• _Records shown_
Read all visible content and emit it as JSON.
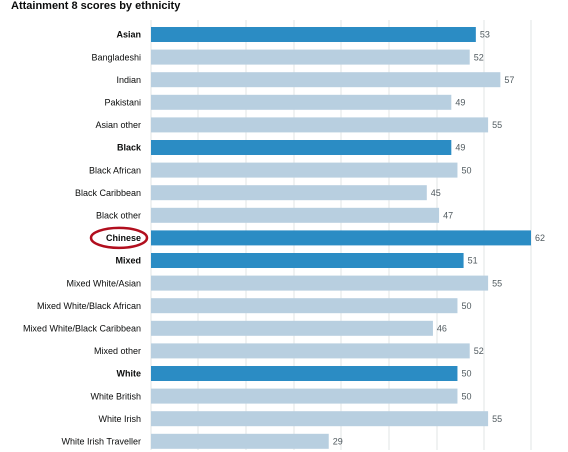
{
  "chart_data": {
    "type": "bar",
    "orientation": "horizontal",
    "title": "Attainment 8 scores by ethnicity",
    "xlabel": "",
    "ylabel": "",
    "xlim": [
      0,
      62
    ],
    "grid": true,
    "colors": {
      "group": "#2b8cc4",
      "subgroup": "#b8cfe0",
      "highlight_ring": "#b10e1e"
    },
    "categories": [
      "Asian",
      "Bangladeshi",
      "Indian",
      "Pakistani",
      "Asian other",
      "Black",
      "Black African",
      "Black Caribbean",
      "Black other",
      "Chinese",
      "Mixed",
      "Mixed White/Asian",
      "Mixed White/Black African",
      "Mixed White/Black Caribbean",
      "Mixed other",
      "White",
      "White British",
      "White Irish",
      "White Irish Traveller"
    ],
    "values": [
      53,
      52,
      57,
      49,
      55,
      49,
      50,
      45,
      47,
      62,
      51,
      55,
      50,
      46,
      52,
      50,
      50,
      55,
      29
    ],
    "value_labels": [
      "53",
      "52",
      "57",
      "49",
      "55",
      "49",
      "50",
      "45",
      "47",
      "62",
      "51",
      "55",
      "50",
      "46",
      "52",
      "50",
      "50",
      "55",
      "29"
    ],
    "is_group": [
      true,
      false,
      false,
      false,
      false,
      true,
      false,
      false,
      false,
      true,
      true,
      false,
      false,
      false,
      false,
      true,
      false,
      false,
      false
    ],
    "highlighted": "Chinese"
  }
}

• _Your goal_
Which lines hold the word "Mixed"? Return all of them from the records above.

• _Result for this task_
      "Mixed",
      "Mixed White/Asian",
      "Mixed White/Black African",
      "Mixed White/Black Caribbean",
      "Mixed other",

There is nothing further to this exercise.